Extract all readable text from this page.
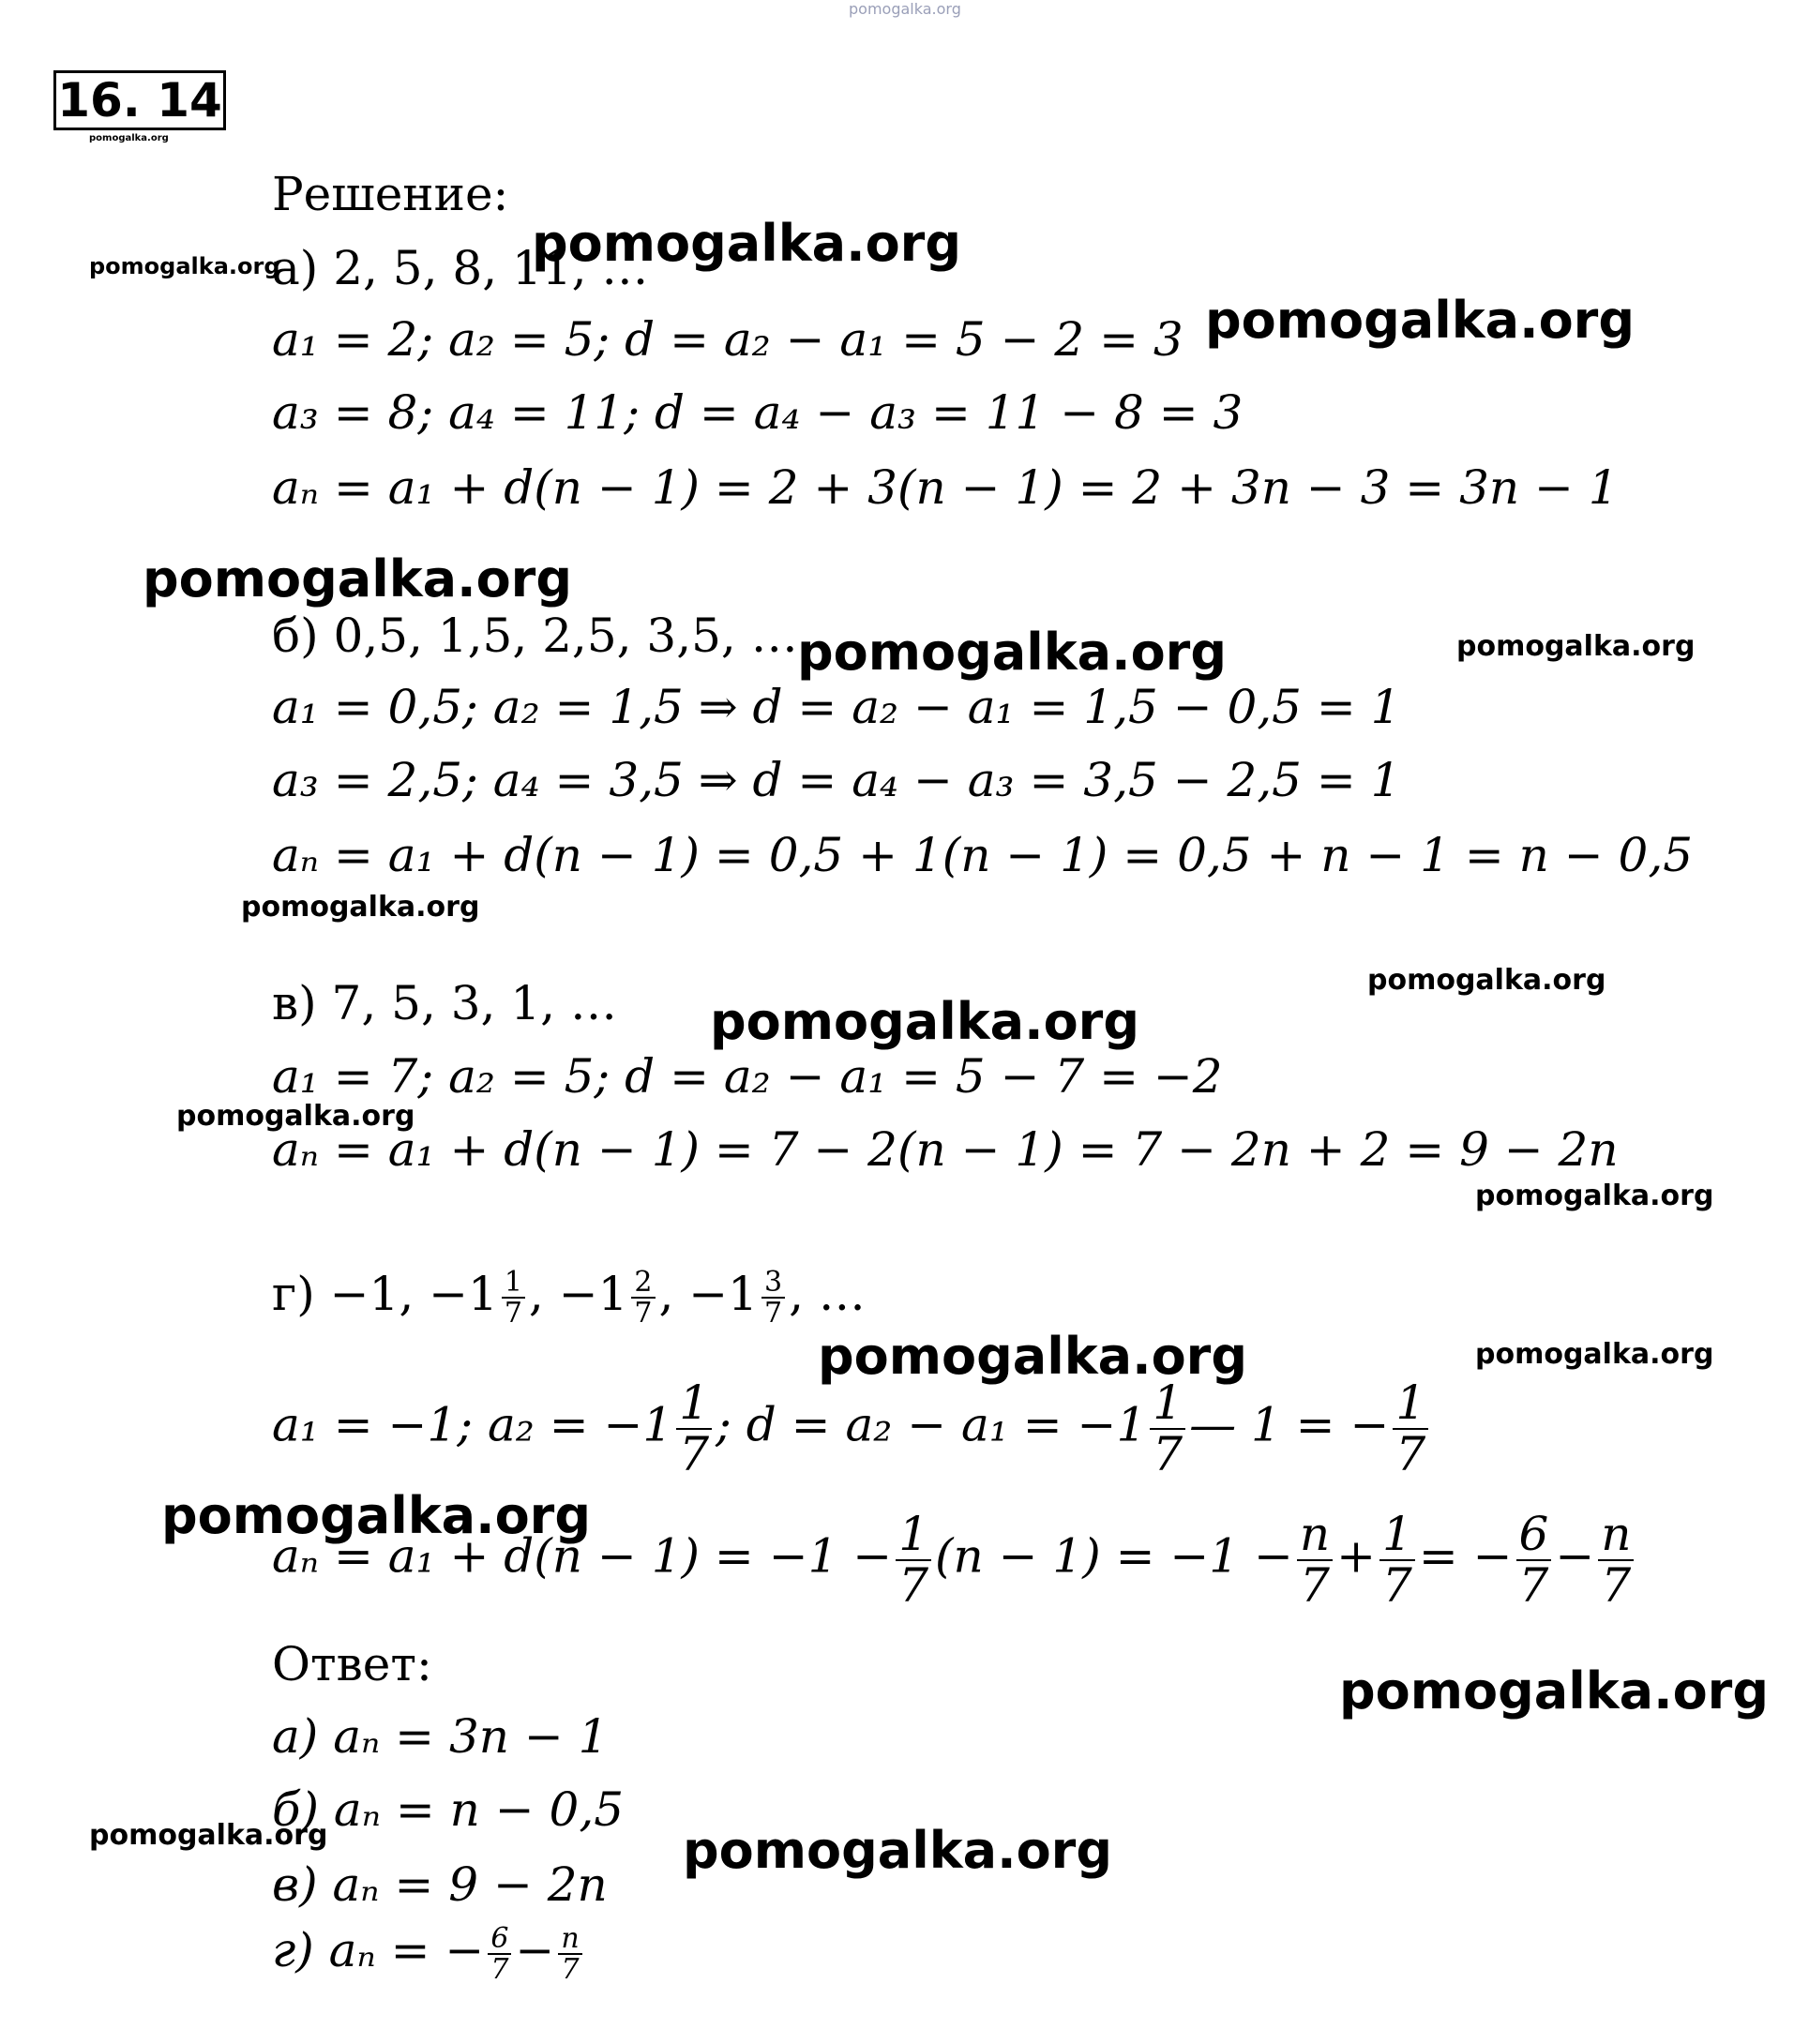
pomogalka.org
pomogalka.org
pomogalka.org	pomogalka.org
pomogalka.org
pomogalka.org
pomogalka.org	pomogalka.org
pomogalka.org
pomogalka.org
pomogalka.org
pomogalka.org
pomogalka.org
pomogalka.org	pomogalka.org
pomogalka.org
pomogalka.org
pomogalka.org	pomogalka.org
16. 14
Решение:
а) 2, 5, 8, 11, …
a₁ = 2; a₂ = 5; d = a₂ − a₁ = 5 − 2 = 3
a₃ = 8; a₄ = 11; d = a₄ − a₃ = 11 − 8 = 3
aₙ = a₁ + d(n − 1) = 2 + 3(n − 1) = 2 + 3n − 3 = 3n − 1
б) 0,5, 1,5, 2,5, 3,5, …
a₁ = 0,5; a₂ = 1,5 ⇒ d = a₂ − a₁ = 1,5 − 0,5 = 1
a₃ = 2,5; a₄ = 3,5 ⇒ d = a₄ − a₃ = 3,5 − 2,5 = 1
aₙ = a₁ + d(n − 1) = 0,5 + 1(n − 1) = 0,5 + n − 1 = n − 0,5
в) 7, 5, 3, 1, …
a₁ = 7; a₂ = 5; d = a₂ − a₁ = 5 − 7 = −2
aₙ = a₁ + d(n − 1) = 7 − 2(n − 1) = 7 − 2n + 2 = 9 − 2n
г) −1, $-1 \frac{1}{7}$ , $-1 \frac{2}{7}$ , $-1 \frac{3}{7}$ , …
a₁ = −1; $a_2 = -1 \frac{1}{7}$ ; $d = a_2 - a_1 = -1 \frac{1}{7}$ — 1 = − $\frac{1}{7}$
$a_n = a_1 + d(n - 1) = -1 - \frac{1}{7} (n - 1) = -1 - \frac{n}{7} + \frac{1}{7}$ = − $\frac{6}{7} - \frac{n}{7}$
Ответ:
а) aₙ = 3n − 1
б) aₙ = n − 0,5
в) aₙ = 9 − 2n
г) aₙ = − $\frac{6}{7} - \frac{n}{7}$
===
Extract all lines from the material above that include the word "frac".

= Written response =
г) −1, $-1 \frac{1}{7}$ , $-1 \frac{2}{7}$ , $-1 \frac{3}{7}$ , …
a₁ = −1; $a_2 = -1 \frac{1}{7}$ ; $d = a_2 - a_1 = -1 \frac{1}{7}$ — 1 = − $\frac{1}{7}$
$a_n = a_1 + d(n - 1) = -1 - \frac{1}{7} (n - 1) = -1 - \frac{n}{7} + \frac{1}{7}$ = − $\frac{6}{7} - \frac{n}{7}$
г) aₙ = − $\frac{6}{7} - \frac{n}{7}$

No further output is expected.